The material below should be written out in full and exactly; pictures stay out of the copy.

═══ SOURCE DATA

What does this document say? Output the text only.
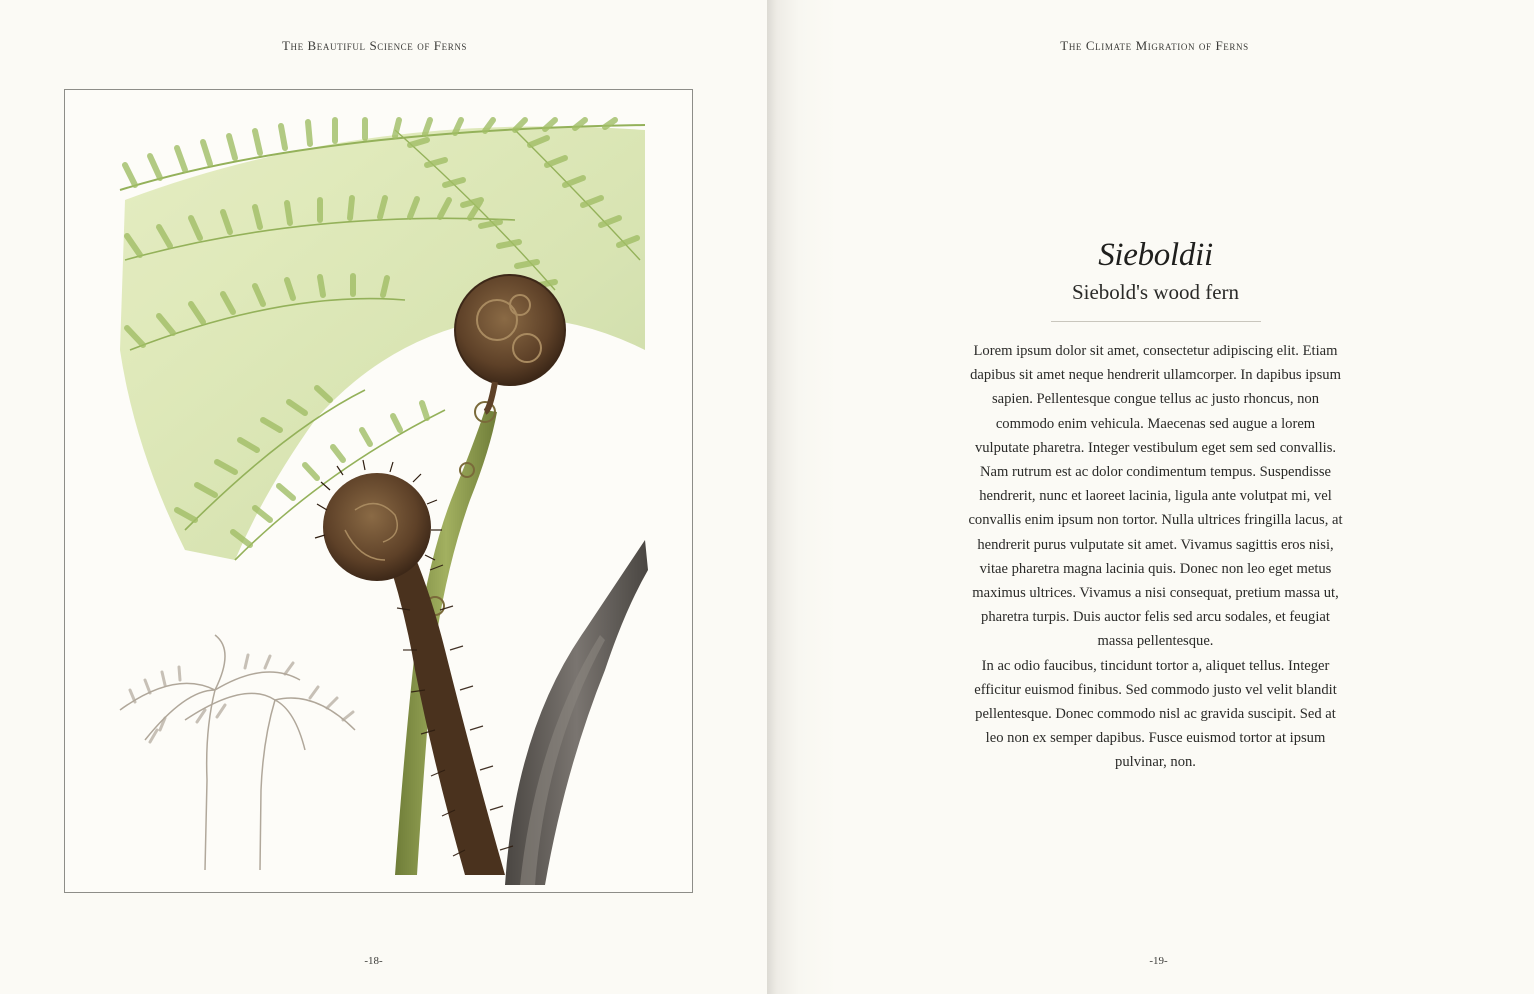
The Beautiful Science of Ferns
-18-
The Climate Migration of Ferns
Sieboldii
Siebold's wood fern

Lorem ipsum dolor sit amet, consectetur adipiscing elit. Etiam dapibus sit amet neque hendrerit ullamcorper. In dapibus ipsum sapien. Pellentesque congue tellus ac justo rhoncus, non commodo enim vehicula. Maecenas sed augue a lorem vulputate pharetra. Integer vestibulum eget sem sed convallis. Nam rutrum est ac dolor condimentum tempus. Suspendisse hendrerit, nunc et laoreet lacinia, ligula ante volutpat mi, vel convallis enim ipsum non tortor. Nulla ultrices fringilla lacus, at hendrerit purus vulputate sit amet. Vivamus sagittis eros nisi, vitae pharetra magna lacinia quis. Donec non leo eget metus maximus ultrices. Vivamus a nisi consequat, pretium massa ut, pharetra turpis. Duis auctor felis sed arcu sodales, et feugiat massa pellentesque.

In ac odio faucibus, tincidunt tortor a, aliquet tellus. Integer efficitur euismod finibus. Sed commodo justo vel velit blandit pellentesque. Donec commodo nisl ac gravida suscipit. Sed at leo non ex semper dapibus. Fusce euismod tortor at ipsum pulvinar, non.

-19-
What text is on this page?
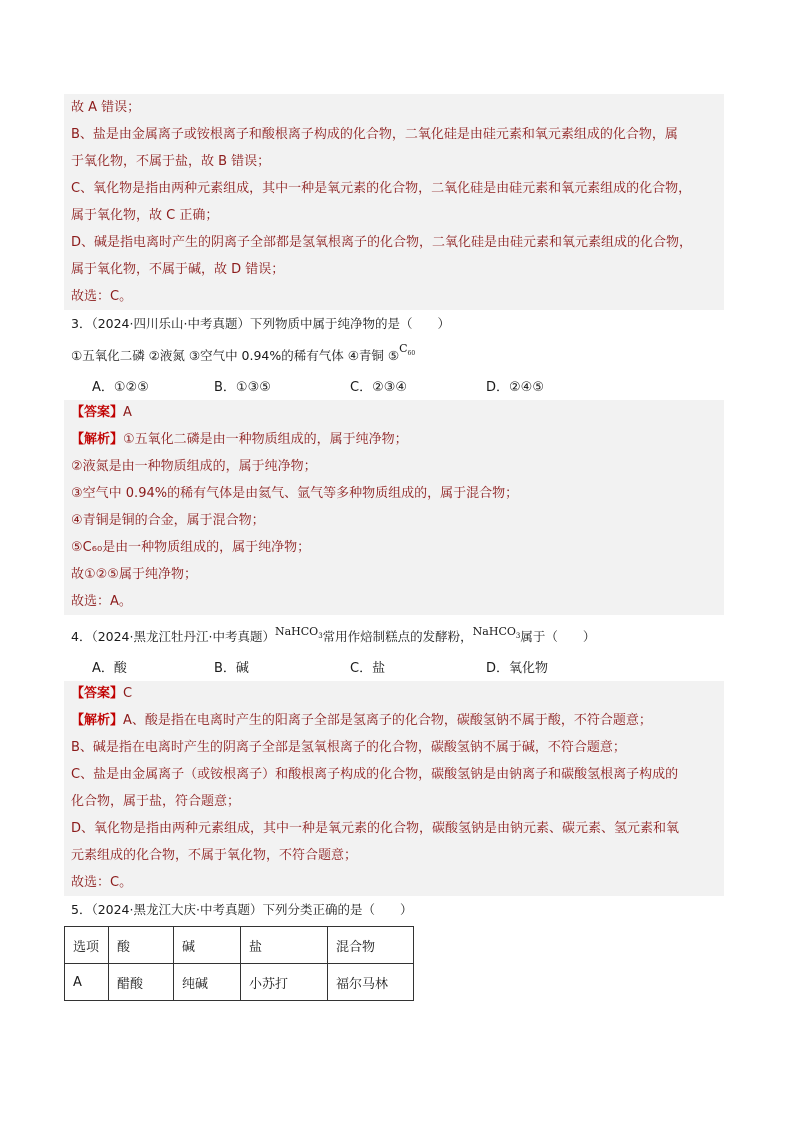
故 A 错误；
B、盐是由金属离子或铵根离子和酸根离子构成的化合物，二氧化硅是由硅元素和氧元素组成的化合物，属
于氧化物，不属于盐，故 B 错误；
C、氧化物是指由两种元素组成，其中一种是氧元素的化合物，二氧化硅是由硅元素和氧元素组成的化合物，
属于氧化物，故 C 正确；
D、碱是指电离时产生的阴离子全部都是氢氧根离子的化合物，二氧化硅是由硅元素和氧元素组成的化合物，
属于氧化物，不属于碱，故 D 错误；
故选：C。
3．（2024·四川乐山·中考真题）下列物质中属于纯净物的是（　　）
①五氧化二磷 ②液氮 ③空气中 0.94%的稀有气体 ④青铜 $⑤C_{60}$
A．①②⑤	B．①③⑤	C．②③④	D．②④⑤
【答案】A
【解析】①五氧化二磷是由一种物质组成的，属于纯净物；
②液氮是由一种物质组成的，属于纯净物；
③空气中 0.94%的稀有气体是由氦气、氩气等多种物质组成的，属于混合物；
④青铜是铜的合金，属于混合物；
⑤C₆₀是由一种物质组成的，属于纯净物；
故①②⑤属于纯净物；
故选：A。
4．（2024·黑龙江牡丹江·中考真题）NaHCO$_3$常用作焙制糕点的发酵粉，NaHCO$_3$属于（　　）
A．酸	B．碱	C．盐	D．氧化物
【答案】C
【解析】A、酸是指在电离时产生的阳离子全部是氢离子的化合物，碳酸氢钠不属于酸，不符合题意；
B、碱是指在电离时产生的阴离子全部是氢氧根离子的化合物，碳酸氢钠不属于碱，不符合题意；
C、盐是由金属离子（或铵根离子）和酸根离子构成的化合物，碳酸氢钠是由钠离子和碳酸氢根离子构成的
化合物，属于盐，符合题意；
D、氧化物是指由两种元素组成，其中一种是氧元素的化合物，碳酸氢钠是由钠元素、碳元素、氢元素和氧
元素组成的化合物，不属于氧化物，不符合题意；
故选：C。
5．（2024·黑龙江大庆·中考真题）下列分类正确的是（　　）
选项	酸	碱	盐	混合物
A	醋酸	纯碱	小苏打	福尔马林
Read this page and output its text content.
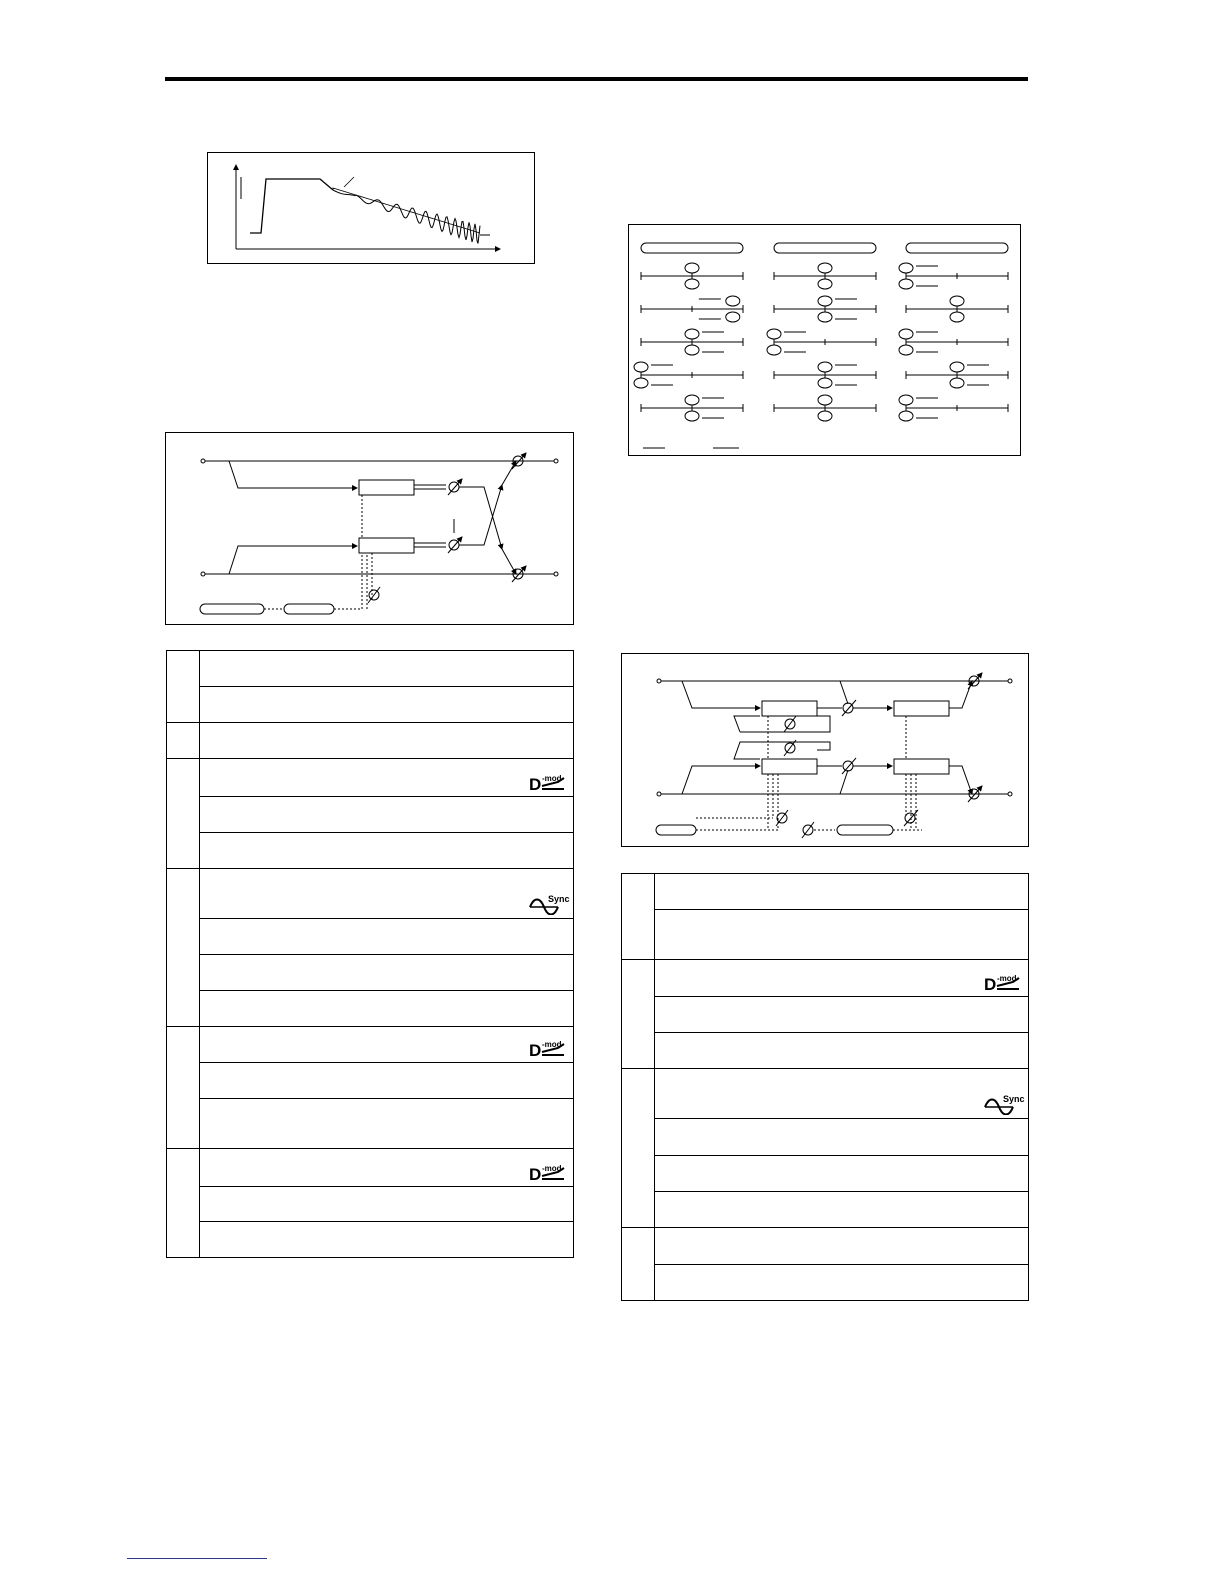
D -mod

Sync

D -mod

D -mod

D -mod

Sync
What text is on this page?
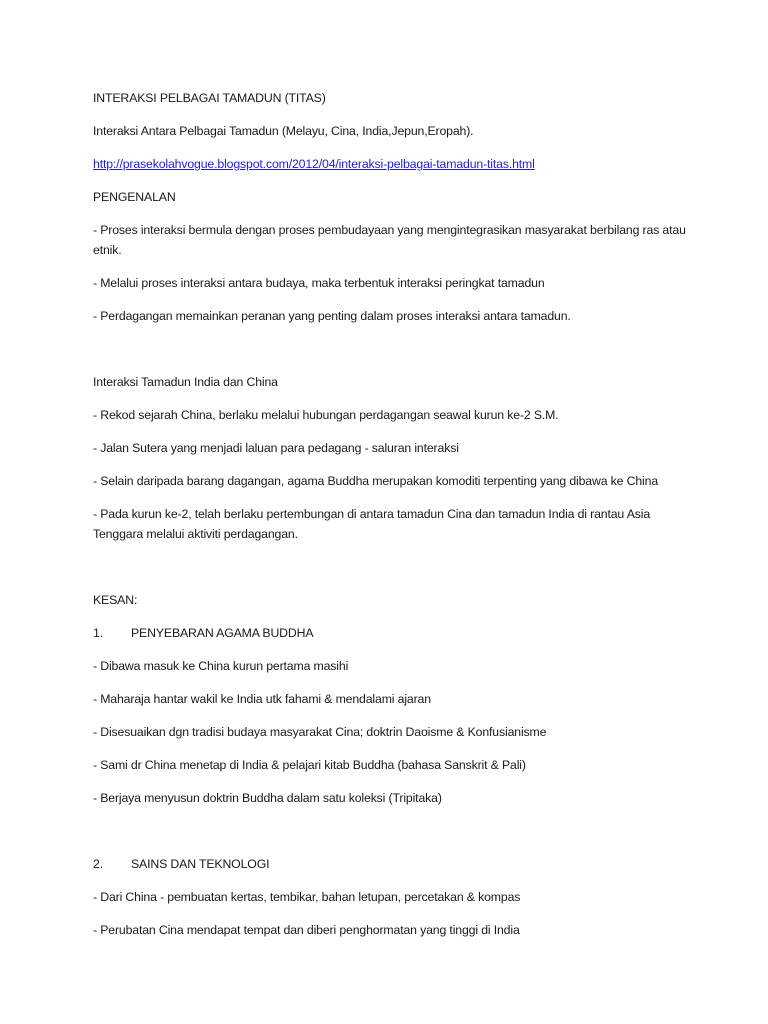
INTERAKSI PELBAGAI TAMADUN (TITAS)

Interaksi Antara Pelbagai Tamadun (Melayu, Cina, India,Jepun,Eropah).

http://prasekolahvogue.blogspot.com/2012/04/interaksi-pelbagai-tamadun-titas.html

PENGENALAN

- Proses interaksi bermula dengan proses pembudayaan yang mengintegrasikan masyarakat berbilang ras atau etnik.

- Melalui proses interaksi antara budaya, maka terbentuk interaksi peringkat tamadun

- Perdagangan memainkan peranan yang penting dalam proses interaksi antara tamadun.

Interaksi Tamadun India dan China

- Rekod sejarah China, berlaku melalui hubungan perdagangan seawal kurun ke-2 S.M.

- Jalan Sutera yang menjadi laluan para pedagang - saluran interaksi

- Selain daripada barang dagangan, agama Buddha merupakan komoditi terpenting yang dibawa ke China

- Pada kurun ke-2, telah berlaku pertembungan di antara tamadun Cina dan tamadun India di rantau Asia Tenggara melalui aktiviti perdagangan.

KESAN:

1.	PENYEBARAN AGAMA BUDDHA

- Dibawa masuk ke China kurun pertama masihi

- Maharaja hantar wakil ke India utk fahami & mendalami ajaran

- Disesuaikan dgn tradisi budaya masyarakat Cina; doktrin Daoisme & Konfusianisme

- Sami dr China menetap di India & pelajari kitab Buddha (bahasa Sanskrit & Pali)

- Berjaya menyusun doktrin Buddha dalam satu koleksi (Tripitaka)

2.	SAINS DAN TEKNOLOGI

- Dari China - pembuatan kertas, tembikar, bahan letupan, percetakan & kompas

- Perubatan Cina mendapat tempat dan diberi penghormatan yang tinggi di India
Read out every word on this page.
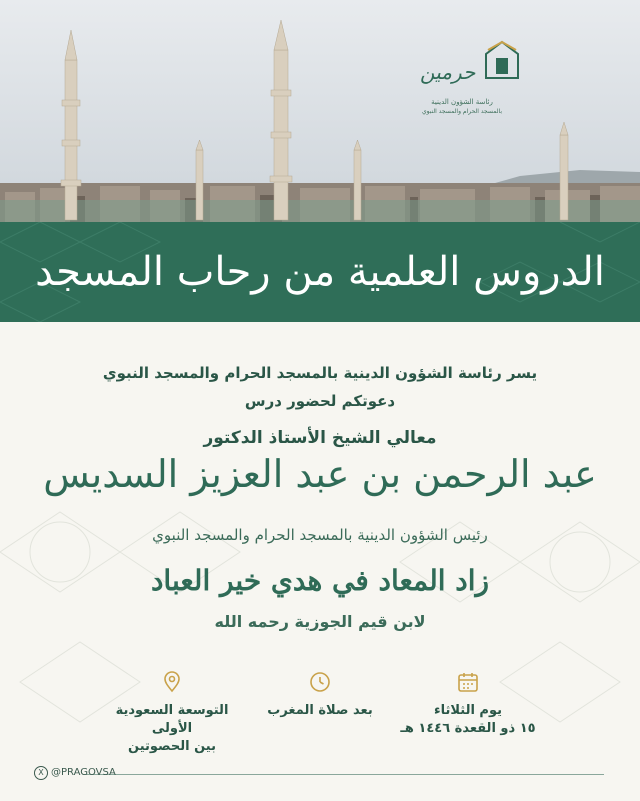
حرمين
رئاسة الشؤون الدينية
بالمسجد الحرام والمسجد النبوي
الدروس العلمية من رحاب المسجد
يسر رئاسة الشؤون الدينية بالمسجد الحرام والمسجد النبوي
دعوتكم لحضور درس
معالي الشيخ الأستاذ الدكتور
عبد الرحمن بن عبد العزيز السديس
رئيس الشؤون الدينية بالمسجد الحرام والمسجد النبوي
زاد المعاد في هدي خير العباد
لابن قيم الجوزية رحمه الله
يوم الثلاثاء
١٥ ذو القعدة ١٤٤٦ هـ
بعد صلاة المغرب
التوسعة السعودية الأولى
بين الحصوتين
X @PRAGOVSA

══════

▸ EXPECTED ANSWER:
What does this document say? Output the text only.
The Beautiful Science of Ferns
-18-
The Climate Migration of Ferns
Sieboldii
Siebold's wood fern

Lorem ipsum dolor sit amet, consectetur adipiscing elit. Etiam dapibus sit amet neque hendrerit ullamcorper. In dapibus ipsum sapien. Pellentesque congue tellus ac justo rhoncus, non commodo enim vehicula. Maecenas sed augue a lorem vulputate pharetra. Integer vestibulum eget sem sed convallis. Nam rutrum est ac dolor condimentum tempus. Suspendisse hendrerit, nunc et laoreet lacinia, ligula ante volutpat mi, vel convallis enim ipsum non tortor. Nulla ultrices fringilla lacus, at hendrerit purus vulputate sit amet. Vivamus sagittis eros nisi, vitae pharetra magna lacinia quis. Donec non leo eget metus maximus ultrices. Vivamus a nisi consequat, pretium massa ut, pharetra turpis. Duis auctor felis sed arcu sodales, et feugiat massa pellentesque.

In ac odio faucibus, tincidunt tortor a, aliquet tellus. Integer efficitur euismod finibus. Sed commodo justo vel velit blandit pellentesque. Donec commodo nisl ac gravida suscipit. Sed at leo non ex semper dapibus. Fusce euismod tortor at ipsum pulvinar, non.

-19-
What text is on this page?
故 A 错误；
B、盐是由金属离子或铵根离子和酸根离子构成的化合物，二氧化硅是由硅元素和氧元素组成的化合物，属
于氧化物，不属于盐，故 B 错误；
C、氧化物是指由两种元素组成，其中一种是氧元素的化合物，二氧化硅是由硅元素和氧元素组成的化合物，
属于氧化物，故 C 正确；
D、碱是指电离时产生的阴离子全部都是氢氧根离子的化合物，二氧化硅是由硅元素和氧元素组成的化合物，
属于氧化物，不属于碱，故 D 错误；
故选：C。
3．（2024·四川乐山·中考真题）下列物质中属于纯净物的是（　　）
①五氧化二磷 ②液氮 ③空气中 0.94%的稀有气体 ④青铜 $⑤C_{60}$
A．①②⑤	B．①③⑤	C．②③④	D．②④⑤
【答案】A
【解析】①五氧化二磷是由一种物质组成的，属于纯净物；
②液氮是由一种物质组成的，属于纯净物；
③空气中 0.94%的稀有气体是由氦气、氩气等多种物质组成的，属于混合物；
④青铜是铜的合金，属于混合物；
⑤C₆₀是由一种物质组成的，属于纯净物；
故①②⑤属于纯净物；
故选：A。
4．（2024·黑龙江牡丹江·中考真题）NaHCO$_3$常用作焙制糕点的发酵粉，NaHCO$_3$属于（　　）
A．酸	B．碱	C．盐	D．氧化物
【答案】C
【解析】A、酸是指在电离时产生的阳离子全部是氢离子的化合物，碳酸氢钠不属于酸，不符合题意；
B、碱是指在电离时产生的阴离子全部是氢氧根离子的化合物，碳酸氢钠不属于碱，不符合题意；
C、盐是由金属离子（或铵根离子）和酸根离子构成的化合物，碳酸氢钠是由钠离子和碳酸氢根离子构成的
化合物，属于盐，符合题意；
D、氧化物是指由两种元素组成，其中一种是氧元素的化合物，碳酸氢钠是由钠元素、碳元素、氢元素和氧
元素组成的化合物，不属于氧化物，不符合题意；
故选：C。
5．（2024·黑龙江大庆·中考真题）下列分类正确的是（　　）
选项	酸	碱	盐	混合物
A	醋酸	纯碱	小苏打	福尔马林
Read this page and output its text content.
D -mod

Sync

D -mod

D -mod

D -mod

Sync
What text is on this page?
INTERAKSI PELBAGAI TAMADUN (TITAS)

Interaksi Antara Pelbagai Tamadun (Melayu, Cina, India,Jepun,Eropah).

http://prasekolahvogue.blogspot.com/2012/04/interaksi-pelbagai-tamadun-titas.html

PENGENALAN

- Proses interaksi bermula dengan proses pembudayaan yang mengintegrasikan masyarakat berbilang ras atau etnik.

- Melalui proses interaksi antara budaya, maka terbentuk interaksi peringkat tamadun

- Perdagangan memainkan peranan yang penting dalam proses interaksi antara tamadun.

Interaksi Tamadun India dan China

- Rekod sejarah China, berlaku melalui hubungan perdagangan seawal kurun ke-2 S.M.

- Jalan Sutera yang menjadi laluan para pedagang - saluran interaksi

- Selain daripada barang dagangan, agama Buddha merupakan komoditi terpenting yang dibawa ke China

- Pada kurun ke-2, telah berlaku pertembungan di antara tamadun Cina dan tamadun India di rantau Asia Tenggara melalui aktiviti perdagangan.

KESAN:

1.	PENYEBARAN AGAMA BUDDHA

- Dibawa masuk ke China kurun pertama masihi

- Maharaja hantar wakil ke India utk fahami & mendalami ajaran

- Disesuaikan dgn tradisi budaya masyarakat Cina; doktrin Daoisme & Konfusianisme

- Sami dr China menetap di India & pelajari kitab Buddha (bahasa Sanskrit & Pali)

- Berjaya menyusun doktrin Buddha dalam satu koleksi (Tripitaka)

2.	SAINS DAN TEKNOLOGI

- Dari China - pembuatan kertas, tembikar, bahan letupan, percetakan & kompas

- Perubatan Cina mendapat tempat dan diberi penghormatan yang tinggi di India
Read out every word on this page.
حرمين
رئاسة الشؤون الدينية
بالمسجد الحرام والمسجد النبوي
الدروس العلمية من رحاب المسجد
يسر رئاسة الشؤون الدينية بالمسجد الحرام والمسجد النبوي
دعوتكم لحضور درس
معالي الشيخ الأستاذ الدكتور
عبد الرحمن بن عبد العزيز السديس
رئيس الشؤون الدينية بالمسجد الحرام والمسجد النبوي
زاد المعاد في هدي خير العباد
لابن قيم الجوزية رحمه الله
يوم الثلاثاء
١٥ ذو القعدة ١٤٤٦ هـ
بعد صلاة المغرب
التوسعة السعودية الأولى
بين الحصوتين
X @PRAGOVSA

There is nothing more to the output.